Records that describe figures:
_____

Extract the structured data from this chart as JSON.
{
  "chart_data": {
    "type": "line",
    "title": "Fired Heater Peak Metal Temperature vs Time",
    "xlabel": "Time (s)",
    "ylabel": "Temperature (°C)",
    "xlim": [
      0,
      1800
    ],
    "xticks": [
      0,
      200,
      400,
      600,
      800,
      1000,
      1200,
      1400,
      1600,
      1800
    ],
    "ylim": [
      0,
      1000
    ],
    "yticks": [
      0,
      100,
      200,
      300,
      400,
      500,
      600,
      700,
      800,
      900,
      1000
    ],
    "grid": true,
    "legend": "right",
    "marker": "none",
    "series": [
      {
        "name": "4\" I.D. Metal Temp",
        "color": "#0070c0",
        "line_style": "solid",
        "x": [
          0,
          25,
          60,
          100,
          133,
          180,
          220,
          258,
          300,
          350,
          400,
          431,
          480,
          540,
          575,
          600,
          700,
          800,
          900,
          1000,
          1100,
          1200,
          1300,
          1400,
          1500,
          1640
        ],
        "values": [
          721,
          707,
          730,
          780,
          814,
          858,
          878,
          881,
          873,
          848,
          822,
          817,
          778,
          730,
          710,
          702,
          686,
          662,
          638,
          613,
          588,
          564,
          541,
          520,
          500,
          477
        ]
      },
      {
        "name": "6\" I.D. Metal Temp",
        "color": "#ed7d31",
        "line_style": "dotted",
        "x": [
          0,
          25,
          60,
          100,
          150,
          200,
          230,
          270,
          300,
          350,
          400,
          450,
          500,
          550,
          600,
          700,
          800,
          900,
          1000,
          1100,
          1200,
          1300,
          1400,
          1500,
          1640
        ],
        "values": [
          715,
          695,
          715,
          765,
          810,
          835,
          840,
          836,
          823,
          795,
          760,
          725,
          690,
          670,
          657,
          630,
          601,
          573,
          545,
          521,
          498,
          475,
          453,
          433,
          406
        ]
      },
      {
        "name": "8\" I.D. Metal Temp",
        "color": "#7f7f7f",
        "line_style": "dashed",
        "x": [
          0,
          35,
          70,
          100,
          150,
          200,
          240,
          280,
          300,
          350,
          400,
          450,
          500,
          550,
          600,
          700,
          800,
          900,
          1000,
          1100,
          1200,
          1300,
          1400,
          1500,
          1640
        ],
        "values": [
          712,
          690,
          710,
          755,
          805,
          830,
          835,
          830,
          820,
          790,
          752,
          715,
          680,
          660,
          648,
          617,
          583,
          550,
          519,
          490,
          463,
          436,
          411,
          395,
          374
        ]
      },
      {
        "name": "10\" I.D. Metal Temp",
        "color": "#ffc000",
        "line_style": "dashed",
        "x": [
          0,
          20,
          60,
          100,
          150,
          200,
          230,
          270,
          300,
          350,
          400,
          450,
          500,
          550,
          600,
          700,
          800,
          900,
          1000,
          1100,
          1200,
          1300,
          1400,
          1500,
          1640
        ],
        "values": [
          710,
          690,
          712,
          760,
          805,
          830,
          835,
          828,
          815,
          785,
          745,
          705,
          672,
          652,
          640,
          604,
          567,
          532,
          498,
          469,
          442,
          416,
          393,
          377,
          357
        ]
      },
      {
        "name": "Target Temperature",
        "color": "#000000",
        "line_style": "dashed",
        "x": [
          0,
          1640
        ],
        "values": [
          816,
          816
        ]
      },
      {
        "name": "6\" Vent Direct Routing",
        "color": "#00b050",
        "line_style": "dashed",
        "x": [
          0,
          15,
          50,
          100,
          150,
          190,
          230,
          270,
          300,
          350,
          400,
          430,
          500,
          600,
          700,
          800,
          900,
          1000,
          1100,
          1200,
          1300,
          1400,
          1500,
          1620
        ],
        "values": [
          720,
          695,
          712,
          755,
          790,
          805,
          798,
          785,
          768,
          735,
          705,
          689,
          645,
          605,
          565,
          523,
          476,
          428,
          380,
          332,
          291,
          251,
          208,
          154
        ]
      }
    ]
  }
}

_____

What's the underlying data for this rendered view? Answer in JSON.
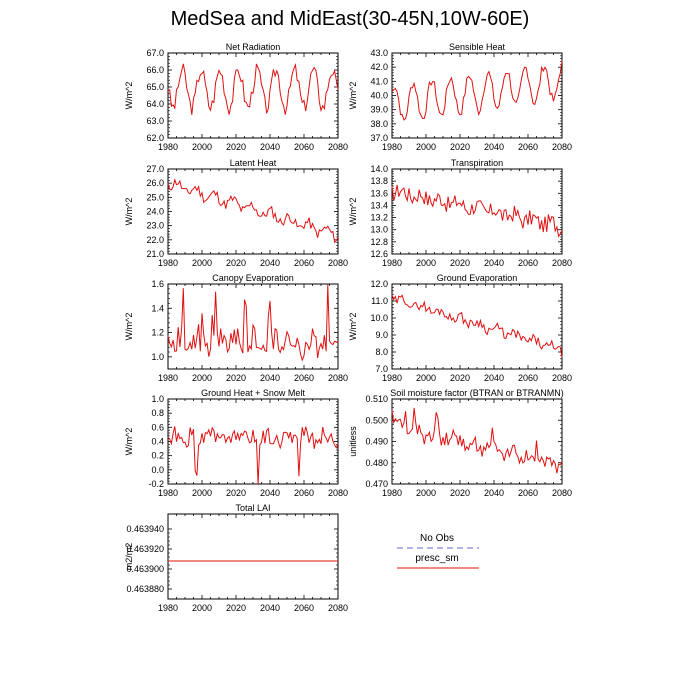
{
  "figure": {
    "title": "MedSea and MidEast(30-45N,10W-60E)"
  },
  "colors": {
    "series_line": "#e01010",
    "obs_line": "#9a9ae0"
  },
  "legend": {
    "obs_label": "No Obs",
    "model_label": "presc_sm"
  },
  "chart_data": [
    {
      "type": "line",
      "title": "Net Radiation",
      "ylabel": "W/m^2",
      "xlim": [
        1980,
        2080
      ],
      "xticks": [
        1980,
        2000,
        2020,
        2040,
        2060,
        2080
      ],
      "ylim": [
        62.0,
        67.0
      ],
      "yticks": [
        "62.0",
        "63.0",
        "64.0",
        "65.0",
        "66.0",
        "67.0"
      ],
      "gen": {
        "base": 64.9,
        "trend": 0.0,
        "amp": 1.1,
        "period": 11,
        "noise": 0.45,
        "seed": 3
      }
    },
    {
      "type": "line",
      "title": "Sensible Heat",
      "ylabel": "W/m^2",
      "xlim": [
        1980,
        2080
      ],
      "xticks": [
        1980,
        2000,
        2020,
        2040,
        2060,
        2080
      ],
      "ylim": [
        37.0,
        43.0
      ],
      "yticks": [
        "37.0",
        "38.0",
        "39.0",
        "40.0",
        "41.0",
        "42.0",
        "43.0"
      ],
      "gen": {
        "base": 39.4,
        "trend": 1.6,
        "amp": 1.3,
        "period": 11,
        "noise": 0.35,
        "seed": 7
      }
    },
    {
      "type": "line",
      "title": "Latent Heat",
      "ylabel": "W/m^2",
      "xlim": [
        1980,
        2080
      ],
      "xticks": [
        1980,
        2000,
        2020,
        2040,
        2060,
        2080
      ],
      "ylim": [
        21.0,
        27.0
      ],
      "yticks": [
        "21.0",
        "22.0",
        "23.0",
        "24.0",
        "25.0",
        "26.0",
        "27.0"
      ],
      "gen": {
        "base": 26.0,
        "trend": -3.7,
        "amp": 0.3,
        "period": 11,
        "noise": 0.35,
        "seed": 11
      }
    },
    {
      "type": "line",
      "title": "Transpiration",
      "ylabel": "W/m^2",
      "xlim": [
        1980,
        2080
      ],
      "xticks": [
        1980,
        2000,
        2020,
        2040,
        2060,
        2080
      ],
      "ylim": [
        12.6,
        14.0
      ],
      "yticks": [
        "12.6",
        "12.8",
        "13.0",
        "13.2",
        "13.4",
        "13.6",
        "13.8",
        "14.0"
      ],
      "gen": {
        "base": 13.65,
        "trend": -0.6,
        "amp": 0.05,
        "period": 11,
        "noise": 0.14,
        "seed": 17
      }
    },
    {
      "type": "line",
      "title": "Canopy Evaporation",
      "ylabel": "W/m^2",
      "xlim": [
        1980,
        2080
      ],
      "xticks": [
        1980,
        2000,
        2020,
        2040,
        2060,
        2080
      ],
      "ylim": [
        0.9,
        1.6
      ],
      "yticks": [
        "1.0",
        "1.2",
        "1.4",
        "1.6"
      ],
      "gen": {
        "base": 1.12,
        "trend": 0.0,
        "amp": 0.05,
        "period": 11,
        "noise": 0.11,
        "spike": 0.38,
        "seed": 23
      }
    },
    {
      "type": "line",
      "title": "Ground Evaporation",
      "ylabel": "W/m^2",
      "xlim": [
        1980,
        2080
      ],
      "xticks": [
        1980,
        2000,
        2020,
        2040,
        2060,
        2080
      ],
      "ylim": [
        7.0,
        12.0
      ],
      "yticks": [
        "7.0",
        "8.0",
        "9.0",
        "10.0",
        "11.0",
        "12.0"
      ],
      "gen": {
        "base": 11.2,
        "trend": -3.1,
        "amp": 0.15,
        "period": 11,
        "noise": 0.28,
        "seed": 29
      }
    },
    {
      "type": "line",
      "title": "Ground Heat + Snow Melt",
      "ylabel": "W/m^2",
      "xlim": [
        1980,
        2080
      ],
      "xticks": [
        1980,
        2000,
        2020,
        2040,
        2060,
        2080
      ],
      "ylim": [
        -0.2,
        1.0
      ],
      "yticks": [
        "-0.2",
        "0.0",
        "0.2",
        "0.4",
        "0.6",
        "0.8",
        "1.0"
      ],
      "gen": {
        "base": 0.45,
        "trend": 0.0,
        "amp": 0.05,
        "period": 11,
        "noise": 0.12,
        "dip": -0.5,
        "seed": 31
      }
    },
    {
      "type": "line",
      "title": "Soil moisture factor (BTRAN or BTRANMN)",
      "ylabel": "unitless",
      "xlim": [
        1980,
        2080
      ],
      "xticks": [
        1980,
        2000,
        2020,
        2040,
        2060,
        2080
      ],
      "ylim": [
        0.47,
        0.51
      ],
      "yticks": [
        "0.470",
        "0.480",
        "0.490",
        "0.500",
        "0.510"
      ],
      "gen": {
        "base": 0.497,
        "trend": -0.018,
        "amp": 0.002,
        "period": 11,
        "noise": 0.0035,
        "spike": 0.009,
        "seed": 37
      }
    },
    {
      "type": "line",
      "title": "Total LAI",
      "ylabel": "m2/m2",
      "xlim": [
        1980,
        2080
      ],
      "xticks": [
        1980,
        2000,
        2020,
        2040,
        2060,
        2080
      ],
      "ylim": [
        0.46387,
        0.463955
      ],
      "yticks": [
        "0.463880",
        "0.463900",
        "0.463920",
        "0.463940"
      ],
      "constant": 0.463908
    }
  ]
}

_____

## Brief
Copy out every line of the data that includes "name".

## Problem solution
        "name": "4\" I.D. Metal Temp",
        "name": "6\" I.D. Metal Temp",
        "name": "8\" I.D. Metal Temp",
        "name": "10\" I.D. Metal Temp",
        "name": "Target Temperature",
        "name": "6\" Vent Direct Routing",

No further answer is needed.